[Chart and figure data]
━━━━━━━━━━━━━━━━━━━━━━━━━━━━━━
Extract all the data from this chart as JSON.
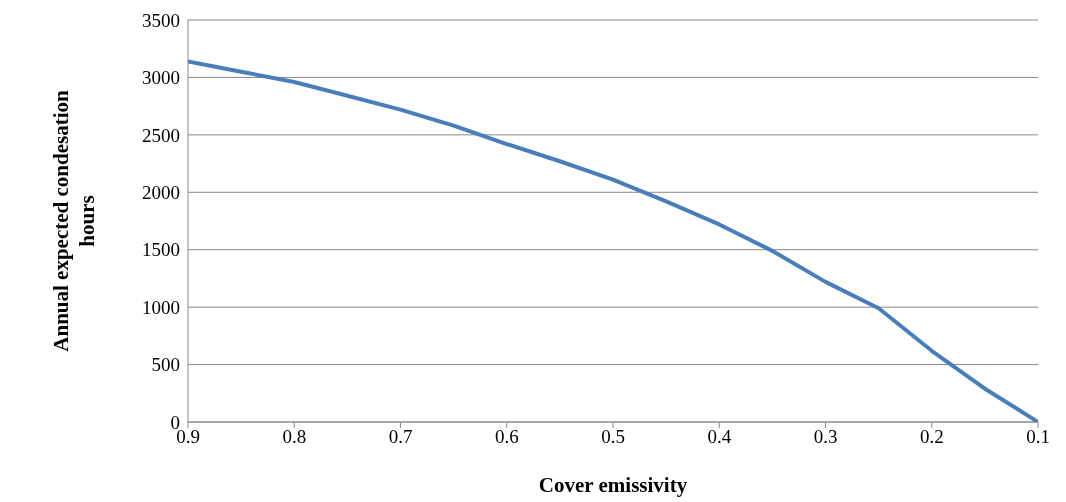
{
  "chart_data": {
    "type": "line",
    "xlabel": "Cover  emissivity",
    "ylabel": "Annual expected condesation hours",
    "x": [
      0.9,
      0.85,
      0.8,
      0.75,
      0.7,
      0.65,
      0.6,
      0.55,
      0.5,
      0.45,
      0.4,
      0.35,
      0.3,
      0.25,
      0.2,
      0.15,
      0.1
    ],
    "series": [
      {
        "color": "#4a7ebb",
        "values": [
          3140,
          3050,
          2960,
          2840,
          2720,
          2580,
          2420,
          2270,
          2110,
          1920,
          1720,
          1490,
          1220,
          990,
          620,
          290,
          0
        ]
      }
    ],
    "xlim": [
      0.9,
      0.1
    ],
    "xticks": [
      0.9,
      0.8,
      0.7,
      0.6,
      0.5,
      0.4,
      0.3,
      0.2,
      0.1
    ],
    "ylim": [
      0,
      3500
    ],
    "yticks": [
      0,
      500,
      1000,
      1500,
      2000,
      2500,
      3000,
      3500
    ],
    "grid": "y",
    "marker": "none",
    "line_style": "solid"
  }
}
━━━━━━━━━━━━━━━━━━━━━━━━━━━━━━
Write out the records above exactly as they stand, leaving out every picture.

Extract all the data from this chart as JSON.
{
  "chart_data": {
    "type": "line",
    "xlabel": "Cover  emissivity",
    "ylabel": "Annual expected condesation hours",
    "x": [
      0.9,
      0.85,
      0.8,
      0.75,
      0.7,
      0.65,
      0.6,
      0.55,
      0.5,
      0.45,
      0.4,
      0.35,
      0.3,
      0.25,
      0.2,
      0.15,
      0.1
    ],
    "series": [
      {
        "color": "#4a7ebb",
        "values": [
          3140,
          3050,
          2960,
          2840,
          2720,
          2580,
          2420,
          2270,
          2110,
          1920,
          1720,
          1490,
          1220,
          990,
          620,
          290,
          0
        ]
      }
    ],
    "xlim": [
      0.9,
      0.1
    ],
    "xticks": [
      0.9,
      0.8,
      0.7,
      0.6,
      0.5,
      0.4,
      0.3,
      0.2,
      0.1
    ],
    "ylim": [
      0,
      3500
    ],
    "yticks": [
      0,
      500,
      1000,
      1500,
      2000,
      2500,
      3000,
      3500
    ],
    "grid": "y",
    "marker": "none",
    "line_style": "solid"
  }
}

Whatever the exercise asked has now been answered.